■ **YOUR TASK**
Output every record word for word.

***** RAW RECORDS

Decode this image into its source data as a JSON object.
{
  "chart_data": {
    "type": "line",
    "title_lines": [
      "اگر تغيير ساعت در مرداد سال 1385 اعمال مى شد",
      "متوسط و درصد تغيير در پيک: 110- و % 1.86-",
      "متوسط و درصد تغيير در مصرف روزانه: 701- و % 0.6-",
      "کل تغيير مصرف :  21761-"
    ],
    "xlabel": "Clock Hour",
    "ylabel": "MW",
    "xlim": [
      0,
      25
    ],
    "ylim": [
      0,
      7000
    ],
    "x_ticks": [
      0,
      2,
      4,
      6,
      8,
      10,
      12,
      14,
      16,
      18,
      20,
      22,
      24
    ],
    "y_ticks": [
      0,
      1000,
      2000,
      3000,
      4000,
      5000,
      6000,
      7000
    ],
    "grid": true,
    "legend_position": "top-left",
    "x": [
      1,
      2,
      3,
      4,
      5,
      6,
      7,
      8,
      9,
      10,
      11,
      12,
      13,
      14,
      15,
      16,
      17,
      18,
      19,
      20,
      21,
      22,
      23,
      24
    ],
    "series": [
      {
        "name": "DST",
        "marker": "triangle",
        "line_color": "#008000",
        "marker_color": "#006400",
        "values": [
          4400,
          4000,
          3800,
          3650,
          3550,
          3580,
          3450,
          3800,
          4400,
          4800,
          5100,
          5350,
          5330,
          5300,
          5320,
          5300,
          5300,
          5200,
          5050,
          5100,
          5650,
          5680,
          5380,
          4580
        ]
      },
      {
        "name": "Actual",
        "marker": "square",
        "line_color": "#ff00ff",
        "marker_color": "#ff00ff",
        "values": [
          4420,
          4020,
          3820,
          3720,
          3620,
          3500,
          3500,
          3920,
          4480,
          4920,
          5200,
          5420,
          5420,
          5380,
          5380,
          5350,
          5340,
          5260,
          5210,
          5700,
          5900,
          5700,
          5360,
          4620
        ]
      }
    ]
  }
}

**********

■ **WRITTEN REPLY**
Decode this image into its source data as a JSON object.
{
  "chart_data": {
    "type": "line",
    "title_lines": [
      "اگر تغيير ساعت در مرداد سال 1385 اعمال مى شد",
      "متوسط و درصد تغيير در پيک: 110- و % 1.86-",
      "متوسط و درصد تغيير در مصرف روزانه: 701- و % 0.6-",
      "کل تغيير مصرف :  21761-"
    ],
    "xlabel": "Clock Hour",
    "ylabel": "MW",
    "xlim": [
      0,
      25
    ],
    "ylim": [
      0,
      7000
    ],
    "x_ticks": [
      0,
      2,
      4,
      6,
      8,
      10,
      12,
      14,
      16,
      18,
      20,
      22,
      24
    ],
    "y_ticks": [
      0,
      1000,
      2000,
      3000,
      4000,
      5000,
      6000,
      7000
    ],
    "grid": true,
    "legend_position": "top-left",
    "x": [
      1,
      2,
      3,
      4,
      5,
      6,
      7,
      8,
      9,
      10,
      11,
      12,
      13,
      14,
      15,
      16,
      17,
      18,
      19,
      20,
      21,
      22,
      23,
      24
    ],
    "series": [
      {
        "name": "DST",
        "marker": "triangle",
        "line_color": "#008000",
        "marker_color": "#006400",
        "values": [
          4400,
          4000,
          3800,
          3650,
          3550,
          3580,
          3450,
          3800,
          4400,
          4800,
          5100,
          5350,
          5330,
          5300,
          5320,
          5300,
          5300,
          5200,
          5050,
          5100,
          5650,
          5680,
          5380,
          4580
        ]
      },
      {
        "name": "Actual",
        "marker": "square",
        "line_color": "#ff00ff",
        "marker_color": "#ff00ff",
        "values": [
          4420,
          4020,
          3820,
          3720,
          3620,
          3500,
          3500,
          3920,
          4480,
          4920,
          5200,
          5420,
          5420,
          5380,
          5380,
          5350,
          5340,
          5260,
          5210,
          5700,
          5900,
          5700,
          5360,
          4620
        ]
      }
    ]
  }
}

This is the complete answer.